--- Problem description ---
Identify each line below that contains the word "JSON", and copy it out.

Figure content listings
•••••

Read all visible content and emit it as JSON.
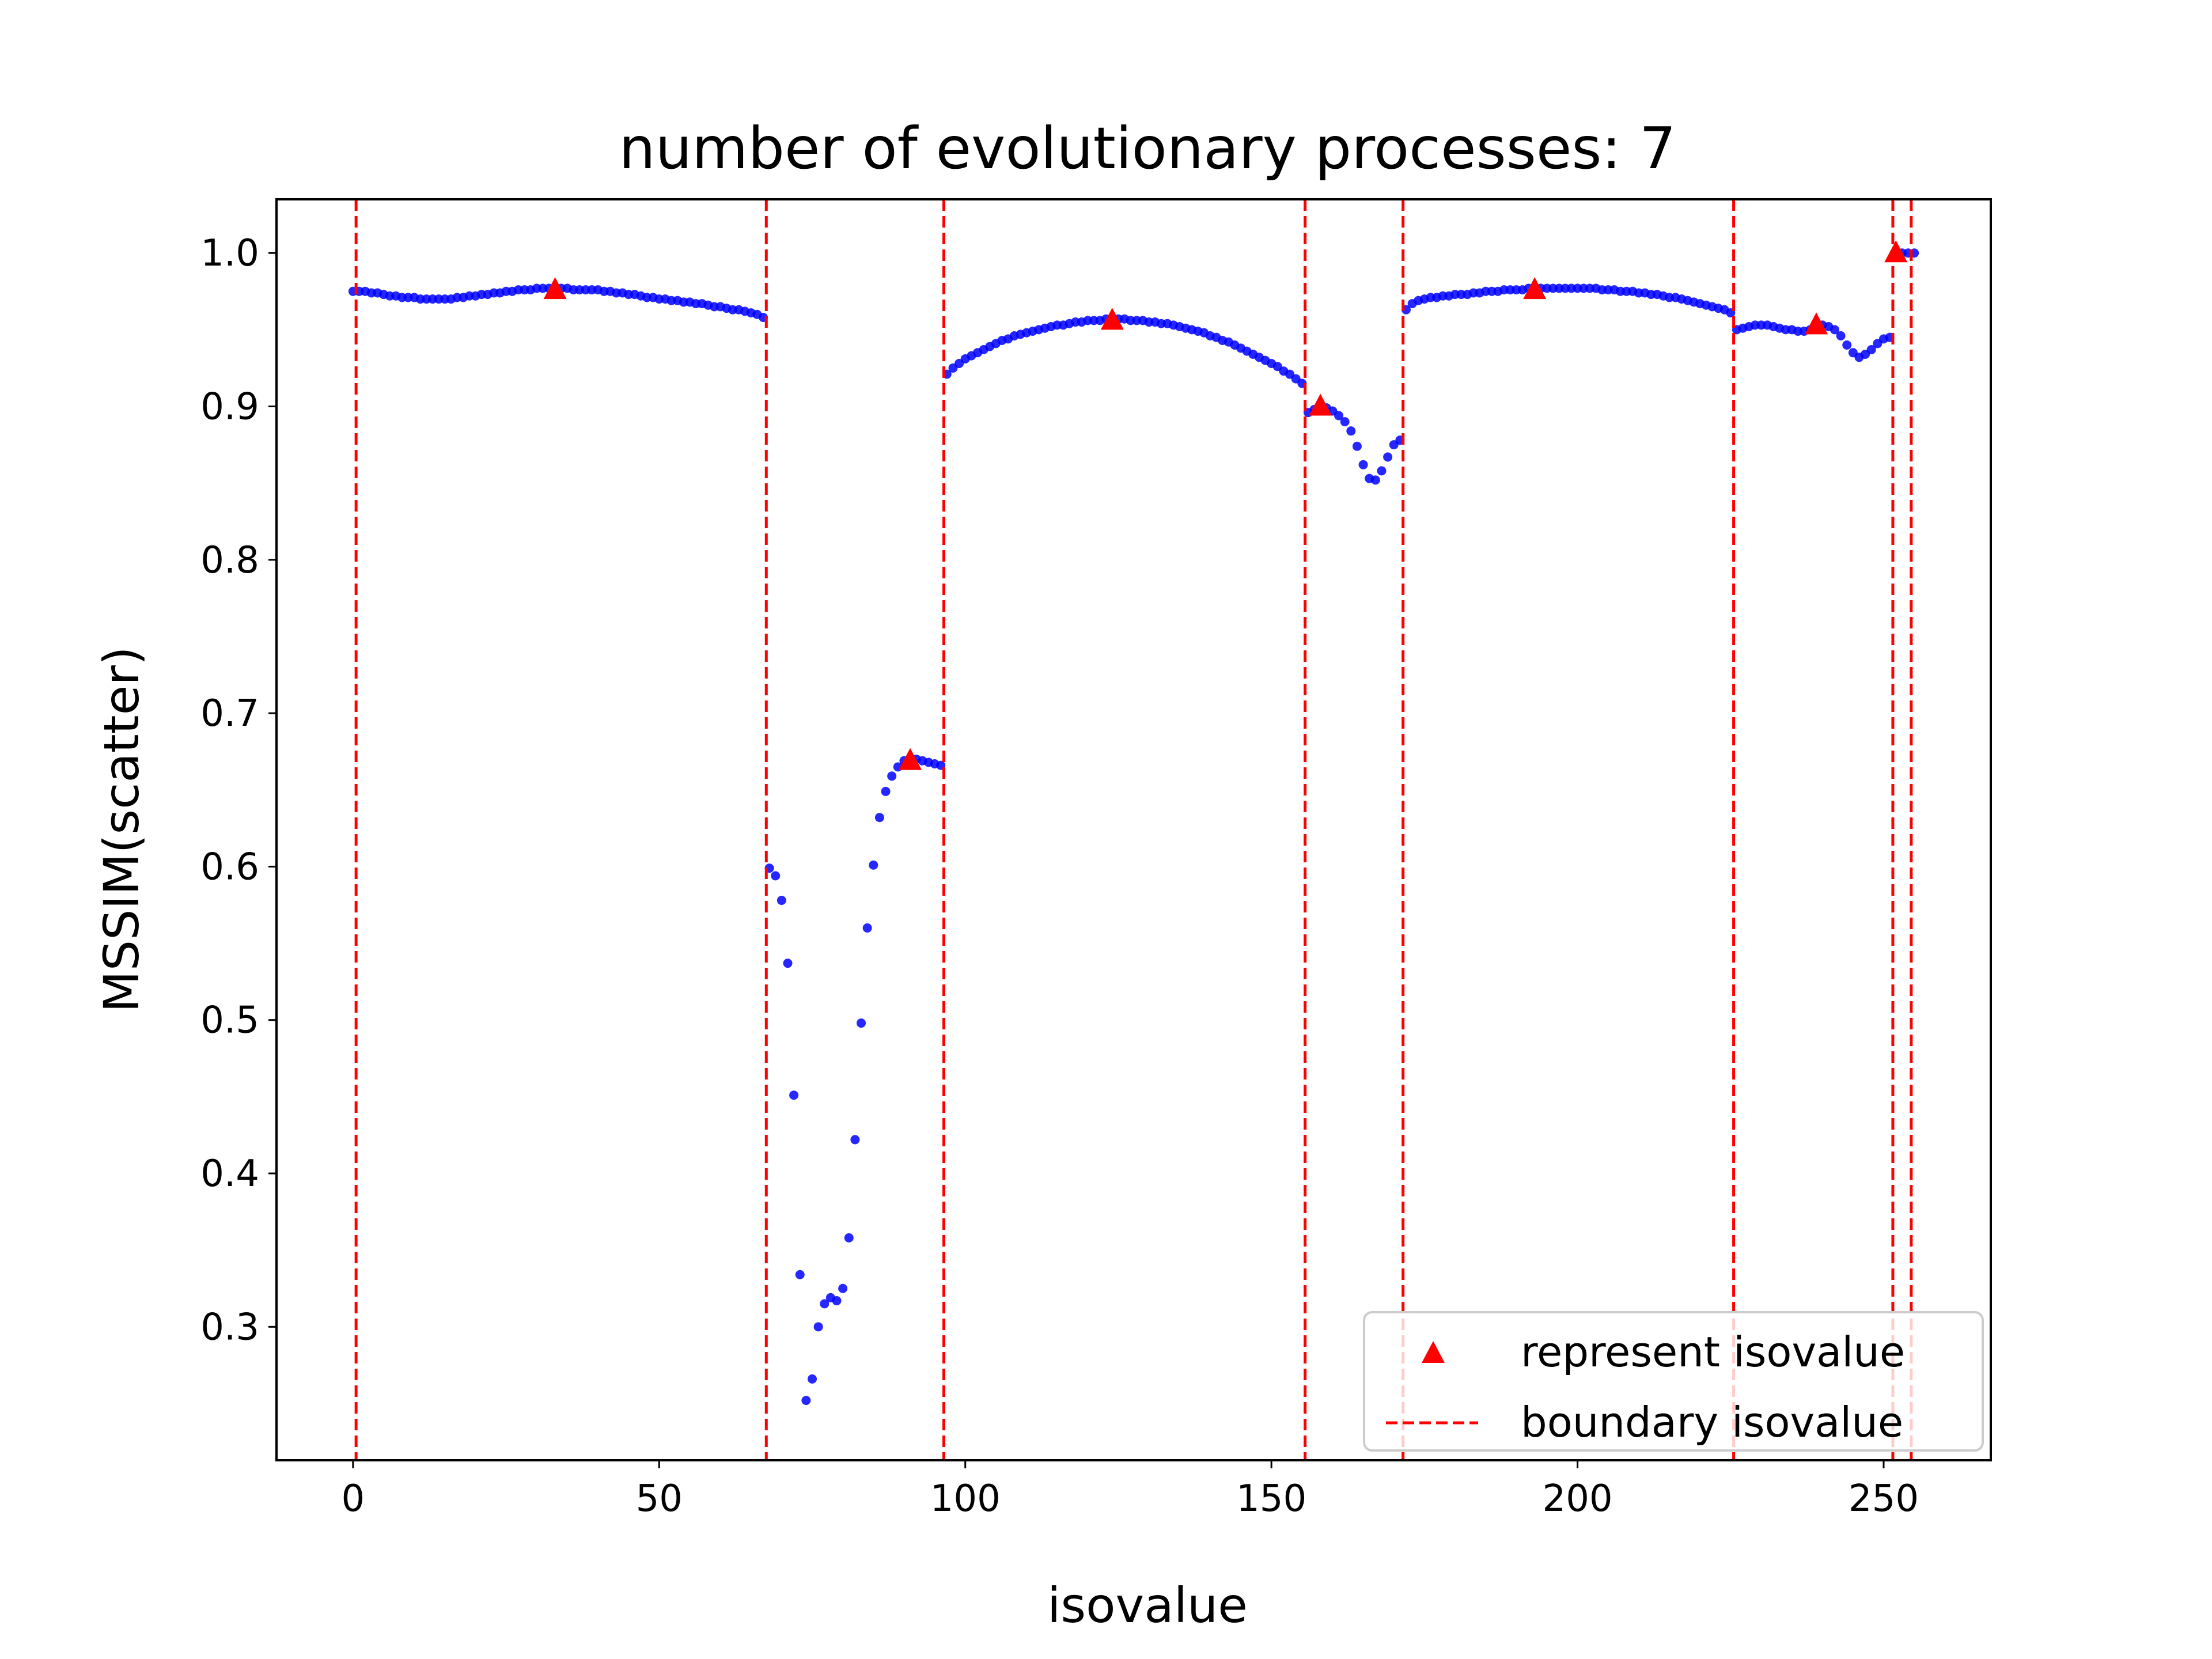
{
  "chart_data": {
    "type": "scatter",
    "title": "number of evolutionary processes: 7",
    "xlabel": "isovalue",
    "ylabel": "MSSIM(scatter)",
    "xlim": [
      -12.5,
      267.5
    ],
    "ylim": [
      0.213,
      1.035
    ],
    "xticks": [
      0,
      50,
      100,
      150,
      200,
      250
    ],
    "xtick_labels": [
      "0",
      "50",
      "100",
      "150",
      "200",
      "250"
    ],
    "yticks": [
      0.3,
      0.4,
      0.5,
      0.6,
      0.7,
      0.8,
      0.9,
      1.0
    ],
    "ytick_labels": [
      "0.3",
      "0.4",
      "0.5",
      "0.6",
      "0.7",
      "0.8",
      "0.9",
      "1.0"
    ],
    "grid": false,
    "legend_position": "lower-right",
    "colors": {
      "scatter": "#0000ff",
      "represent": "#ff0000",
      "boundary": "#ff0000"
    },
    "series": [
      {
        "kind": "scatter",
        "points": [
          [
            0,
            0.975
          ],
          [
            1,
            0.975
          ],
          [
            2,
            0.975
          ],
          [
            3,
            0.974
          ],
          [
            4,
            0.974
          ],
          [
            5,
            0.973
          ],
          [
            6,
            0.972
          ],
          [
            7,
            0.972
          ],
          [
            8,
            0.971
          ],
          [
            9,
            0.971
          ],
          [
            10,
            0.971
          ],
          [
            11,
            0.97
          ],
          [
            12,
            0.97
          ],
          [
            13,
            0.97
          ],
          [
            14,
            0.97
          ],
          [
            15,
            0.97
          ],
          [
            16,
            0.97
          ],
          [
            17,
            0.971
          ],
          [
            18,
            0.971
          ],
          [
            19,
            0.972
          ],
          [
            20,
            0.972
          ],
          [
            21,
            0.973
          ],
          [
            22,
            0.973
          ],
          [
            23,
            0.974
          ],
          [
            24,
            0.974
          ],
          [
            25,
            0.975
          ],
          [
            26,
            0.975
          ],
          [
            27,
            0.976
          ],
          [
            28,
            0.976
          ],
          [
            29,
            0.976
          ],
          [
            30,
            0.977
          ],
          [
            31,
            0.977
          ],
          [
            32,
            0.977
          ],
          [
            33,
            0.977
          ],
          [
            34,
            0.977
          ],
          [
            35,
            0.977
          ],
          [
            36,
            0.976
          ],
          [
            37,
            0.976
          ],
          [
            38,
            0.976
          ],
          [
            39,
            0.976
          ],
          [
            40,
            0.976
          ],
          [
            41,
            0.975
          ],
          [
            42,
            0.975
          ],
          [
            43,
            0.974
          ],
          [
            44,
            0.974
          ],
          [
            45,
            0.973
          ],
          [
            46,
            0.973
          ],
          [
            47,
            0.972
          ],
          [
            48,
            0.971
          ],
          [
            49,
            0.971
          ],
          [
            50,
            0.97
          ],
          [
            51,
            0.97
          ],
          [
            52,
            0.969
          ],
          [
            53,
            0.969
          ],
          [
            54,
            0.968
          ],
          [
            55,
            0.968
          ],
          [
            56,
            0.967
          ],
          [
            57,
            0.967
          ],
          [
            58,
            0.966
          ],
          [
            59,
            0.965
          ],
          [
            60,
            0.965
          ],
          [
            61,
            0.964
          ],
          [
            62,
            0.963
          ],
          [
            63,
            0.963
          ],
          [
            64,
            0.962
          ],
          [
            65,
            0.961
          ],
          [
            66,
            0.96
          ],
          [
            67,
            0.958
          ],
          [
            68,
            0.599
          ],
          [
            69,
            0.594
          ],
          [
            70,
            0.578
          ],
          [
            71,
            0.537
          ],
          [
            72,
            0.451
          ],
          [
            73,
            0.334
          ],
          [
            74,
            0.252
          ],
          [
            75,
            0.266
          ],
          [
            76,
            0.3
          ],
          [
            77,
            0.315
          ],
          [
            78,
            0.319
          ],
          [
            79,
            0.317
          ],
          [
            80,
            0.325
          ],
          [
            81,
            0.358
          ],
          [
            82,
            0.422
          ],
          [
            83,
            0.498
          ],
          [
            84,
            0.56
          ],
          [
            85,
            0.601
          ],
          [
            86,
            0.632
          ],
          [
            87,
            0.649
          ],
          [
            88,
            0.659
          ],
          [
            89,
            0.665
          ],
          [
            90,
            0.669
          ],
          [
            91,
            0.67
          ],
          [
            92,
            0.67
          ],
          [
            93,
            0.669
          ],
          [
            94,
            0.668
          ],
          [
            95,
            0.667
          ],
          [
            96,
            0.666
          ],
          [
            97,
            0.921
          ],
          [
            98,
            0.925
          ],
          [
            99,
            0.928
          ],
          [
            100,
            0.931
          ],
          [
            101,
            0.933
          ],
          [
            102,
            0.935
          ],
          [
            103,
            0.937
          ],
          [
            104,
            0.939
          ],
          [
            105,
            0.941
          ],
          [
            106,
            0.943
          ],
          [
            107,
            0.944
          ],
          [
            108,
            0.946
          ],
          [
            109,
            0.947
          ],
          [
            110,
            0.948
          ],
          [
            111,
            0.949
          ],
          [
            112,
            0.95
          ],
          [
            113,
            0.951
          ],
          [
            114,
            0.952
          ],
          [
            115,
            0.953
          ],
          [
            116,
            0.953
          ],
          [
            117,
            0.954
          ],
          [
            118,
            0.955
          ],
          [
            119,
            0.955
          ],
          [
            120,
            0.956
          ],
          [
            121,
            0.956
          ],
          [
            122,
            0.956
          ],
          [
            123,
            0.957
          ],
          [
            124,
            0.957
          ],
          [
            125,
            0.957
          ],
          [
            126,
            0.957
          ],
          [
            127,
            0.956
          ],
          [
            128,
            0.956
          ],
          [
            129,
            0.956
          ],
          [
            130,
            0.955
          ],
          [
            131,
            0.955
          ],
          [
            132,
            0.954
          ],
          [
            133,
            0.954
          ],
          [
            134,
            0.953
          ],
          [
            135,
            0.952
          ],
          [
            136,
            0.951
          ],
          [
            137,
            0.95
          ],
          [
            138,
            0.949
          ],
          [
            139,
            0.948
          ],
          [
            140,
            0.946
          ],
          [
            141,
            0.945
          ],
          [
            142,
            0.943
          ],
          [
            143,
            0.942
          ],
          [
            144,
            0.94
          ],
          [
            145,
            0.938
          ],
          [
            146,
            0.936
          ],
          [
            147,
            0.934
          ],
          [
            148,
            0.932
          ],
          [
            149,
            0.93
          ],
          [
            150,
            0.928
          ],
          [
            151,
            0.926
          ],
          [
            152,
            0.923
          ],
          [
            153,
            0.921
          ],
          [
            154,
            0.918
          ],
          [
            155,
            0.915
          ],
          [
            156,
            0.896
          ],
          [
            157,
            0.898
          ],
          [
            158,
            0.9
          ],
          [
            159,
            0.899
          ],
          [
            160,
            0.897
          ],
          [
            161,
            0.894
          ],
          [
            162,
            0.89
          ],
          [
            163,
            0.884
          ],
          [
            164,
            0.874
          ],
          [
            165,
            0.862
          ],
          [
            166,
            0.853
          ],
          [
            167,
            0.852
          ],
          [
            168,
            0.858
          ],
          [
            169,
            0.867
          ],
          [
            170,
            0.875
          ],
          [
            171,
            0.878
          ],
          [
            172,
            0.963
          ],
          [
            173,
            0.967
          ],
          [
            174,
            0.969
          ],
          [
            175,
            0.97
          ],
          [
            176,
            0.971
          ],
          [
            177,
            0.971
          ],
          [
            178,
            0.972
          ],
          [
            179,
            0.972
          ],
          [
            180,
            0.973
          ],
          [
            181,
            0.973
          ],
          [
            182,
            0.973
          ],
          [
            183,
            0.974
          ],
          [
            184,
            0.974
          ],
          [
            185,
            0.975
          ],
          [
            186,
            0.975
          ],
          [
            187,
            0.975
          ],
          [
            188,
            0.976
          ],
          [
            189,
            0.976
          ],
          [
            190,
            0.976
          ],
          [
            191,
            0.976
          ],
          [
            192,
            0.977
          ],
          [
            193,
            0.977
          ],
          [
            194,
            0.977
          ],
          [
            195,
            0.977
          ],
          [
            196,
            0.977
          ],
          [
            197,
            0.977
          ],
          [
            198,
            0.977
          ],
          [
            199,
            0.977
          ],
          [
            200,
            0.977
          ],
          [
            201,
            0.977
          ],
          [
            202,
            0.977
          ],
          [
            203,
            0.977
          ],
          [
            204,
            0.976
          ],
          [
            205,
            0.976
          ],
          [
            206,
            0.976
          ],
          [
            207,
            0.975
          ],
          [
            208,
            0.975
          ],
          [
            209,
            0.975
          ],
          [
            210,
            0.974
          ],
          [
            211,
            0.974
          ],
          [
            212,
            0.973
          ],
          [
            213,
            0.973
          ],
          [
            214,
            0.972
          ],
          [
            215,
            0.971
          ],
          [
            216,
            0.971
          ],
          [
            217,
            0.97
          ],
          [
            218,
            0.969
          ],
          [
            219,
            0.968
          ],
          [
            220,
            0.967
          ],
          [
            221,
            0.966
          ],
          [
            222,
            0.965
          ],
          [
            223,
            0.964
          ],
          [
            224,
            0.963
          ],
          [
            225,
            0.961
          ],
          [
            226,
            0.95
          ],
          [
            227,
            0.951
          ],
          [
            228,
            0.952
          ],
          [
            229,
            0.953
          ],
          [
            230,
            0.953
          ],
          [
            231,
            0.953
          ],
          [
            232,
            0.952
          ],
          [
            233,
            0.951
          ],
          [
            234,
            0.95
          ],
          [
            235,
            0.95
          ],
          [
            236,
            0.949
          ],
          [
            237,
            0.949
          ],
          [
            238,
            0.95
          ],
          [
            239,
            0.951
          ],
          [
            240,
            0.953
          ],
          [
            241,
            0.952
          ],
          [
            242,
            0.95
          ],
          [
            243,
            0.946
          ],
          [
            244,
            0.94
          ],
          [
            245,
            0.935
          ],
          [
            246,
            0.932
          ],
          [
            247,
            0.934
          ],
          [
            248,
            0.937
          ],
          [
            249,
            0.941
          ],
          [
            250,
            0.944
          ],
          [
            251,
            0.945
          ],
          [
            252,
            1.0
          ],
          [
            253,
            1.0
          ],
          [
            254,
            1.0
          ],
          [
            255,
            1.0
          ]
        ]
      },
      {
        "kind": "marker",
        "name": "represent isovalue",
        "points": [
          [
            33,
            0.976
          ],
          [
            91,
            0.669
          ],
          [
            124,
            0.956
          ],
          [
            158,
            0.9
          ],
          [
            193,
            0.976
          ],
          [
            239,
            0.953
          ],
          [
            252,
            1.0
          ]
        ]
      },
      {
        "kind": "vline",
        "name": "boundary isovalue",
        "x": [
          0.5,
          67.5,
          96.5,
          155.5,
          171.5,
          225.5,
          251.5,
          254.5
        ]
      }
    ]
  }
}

•••••

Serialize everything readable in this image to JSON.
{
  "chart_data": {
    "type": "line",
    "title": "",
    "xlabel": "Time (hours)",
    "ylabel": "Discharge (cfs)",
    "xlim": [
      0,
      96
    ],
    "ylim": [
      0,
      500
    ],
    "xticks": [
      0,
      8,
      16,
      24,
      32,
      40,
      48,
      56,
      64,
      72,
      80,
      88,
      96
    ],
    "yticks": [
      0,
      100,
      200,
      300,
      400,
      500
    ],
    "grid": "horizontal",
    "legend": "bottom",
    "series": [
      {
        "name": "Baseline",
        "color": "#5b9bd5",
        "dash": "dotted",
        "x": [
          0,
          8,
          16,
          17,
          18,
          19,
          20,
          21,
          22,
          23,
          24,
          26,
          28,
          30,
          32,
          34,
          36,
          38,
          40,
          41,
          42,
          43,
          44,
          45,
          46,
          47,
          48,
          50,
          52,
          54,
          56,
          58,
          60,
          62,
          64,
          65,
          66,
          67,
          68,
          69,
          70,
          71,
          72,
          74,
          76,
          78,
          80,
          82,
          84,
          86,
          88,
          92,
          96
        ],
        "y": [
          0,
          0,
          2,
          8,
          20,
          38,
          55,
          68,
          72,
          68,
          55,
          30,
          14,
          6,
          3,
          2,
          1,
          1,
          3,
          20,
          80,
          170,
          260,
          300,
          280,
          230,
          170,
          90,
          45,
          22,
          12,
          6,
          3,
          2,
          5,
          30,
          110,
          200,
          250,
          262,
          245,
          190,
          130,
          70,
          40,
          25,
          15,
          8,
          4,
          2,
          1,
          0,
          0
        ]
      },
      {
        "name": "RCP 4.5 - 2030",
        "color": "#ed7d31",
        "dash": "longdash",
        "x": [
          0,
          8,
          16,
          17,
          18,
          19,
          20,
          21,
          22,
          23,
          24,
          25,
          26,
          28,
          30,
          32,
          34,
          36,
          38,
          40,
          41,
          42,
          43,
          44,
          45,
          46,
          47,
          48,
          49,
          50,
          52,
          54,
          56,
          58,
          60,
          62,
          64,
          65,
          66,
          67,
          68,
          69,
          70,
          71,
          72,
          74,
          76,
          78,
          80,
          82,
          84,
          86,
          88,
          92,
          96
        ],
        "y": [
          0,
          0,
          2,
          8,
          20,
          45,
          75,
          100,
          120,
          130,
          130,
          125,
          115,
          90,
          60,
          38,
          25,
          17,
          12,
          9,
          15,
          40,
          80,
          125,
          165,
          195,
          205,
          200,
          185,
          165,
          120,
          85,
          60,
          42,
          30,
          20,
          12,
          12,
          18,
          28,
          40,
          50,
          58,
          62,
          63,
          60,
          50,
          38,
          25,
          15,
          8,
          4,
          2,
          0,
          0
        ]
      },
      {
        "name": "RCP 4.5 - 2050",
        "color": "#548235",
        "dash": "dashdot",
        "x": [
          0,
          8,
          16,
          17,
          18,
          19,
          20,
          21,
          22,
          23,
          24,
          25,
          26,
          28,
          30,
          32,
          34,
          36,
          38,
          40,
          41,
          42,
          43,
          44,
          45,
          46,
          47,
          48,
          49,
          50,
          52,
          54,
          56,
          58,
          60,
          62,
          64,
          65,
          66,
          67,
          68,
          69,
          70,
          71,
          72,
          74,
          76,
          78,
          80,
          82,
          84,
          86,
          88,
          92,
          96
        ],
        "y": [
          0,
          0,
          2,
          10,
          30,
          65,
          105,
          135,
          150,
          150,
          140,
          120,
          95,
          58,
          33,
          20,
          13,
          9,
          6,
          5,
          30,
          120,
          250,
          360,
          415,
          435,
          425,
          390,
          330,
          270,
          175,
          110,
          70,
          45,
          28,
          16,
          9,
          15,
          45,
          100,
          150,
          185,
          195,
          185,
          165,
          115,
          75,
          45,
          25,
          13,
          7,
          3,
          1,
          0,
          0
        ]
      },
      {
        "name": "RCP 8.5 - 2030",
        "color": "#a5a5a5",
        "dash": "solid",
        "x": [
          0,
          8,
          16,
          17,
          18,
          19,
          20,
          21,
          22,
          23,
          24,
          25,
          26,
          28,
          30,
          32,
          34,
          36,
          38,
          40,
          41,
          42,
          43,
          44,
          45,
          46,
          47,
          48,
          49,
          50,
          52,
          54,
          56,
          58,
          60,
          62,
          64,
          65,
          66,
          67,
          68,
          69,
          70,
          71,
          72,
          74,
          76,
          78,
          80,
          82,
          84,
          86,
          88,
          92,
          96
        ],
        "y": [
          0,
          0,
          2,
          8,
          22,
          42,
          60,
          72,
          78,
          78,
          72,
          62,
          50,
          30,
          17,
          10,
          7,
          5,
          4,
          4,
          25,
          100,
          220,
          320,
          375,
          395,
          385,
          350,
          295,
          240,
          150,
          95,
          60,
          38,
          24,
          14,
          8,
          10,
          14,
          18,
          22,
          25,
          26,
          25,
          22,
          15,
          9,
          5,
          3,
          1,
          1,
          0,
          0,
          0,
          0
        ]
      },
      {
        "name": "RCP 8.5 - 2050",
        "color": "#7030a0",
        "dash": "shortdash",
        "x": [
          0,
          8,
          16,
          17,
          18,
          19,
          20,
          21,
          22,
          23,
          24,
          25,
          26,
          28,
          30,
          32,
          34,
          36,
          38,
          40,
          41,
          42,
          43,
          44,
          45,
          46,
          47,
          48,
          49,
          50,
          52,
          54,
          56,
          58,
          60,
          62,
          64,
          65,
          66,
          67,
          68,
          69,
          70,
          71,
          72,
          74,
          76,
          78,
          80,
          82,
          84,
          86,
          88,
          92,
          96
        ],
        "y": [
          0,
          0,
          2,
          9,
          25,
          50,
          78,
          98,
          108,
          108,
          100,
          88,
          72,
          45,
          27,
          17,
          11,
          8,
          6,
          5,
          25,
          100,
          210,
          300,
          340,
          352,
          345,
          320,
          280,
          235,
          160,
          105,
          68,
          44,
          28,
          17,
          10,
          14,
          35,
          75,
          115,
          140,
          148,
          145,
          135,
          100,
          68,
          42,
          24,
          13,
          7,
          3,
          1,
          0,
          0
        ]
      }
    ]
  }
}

•••••

--- Solution for this exercise ---
Read all visible content and emit it as JSON.
Serialize everything readable in this image to JSON.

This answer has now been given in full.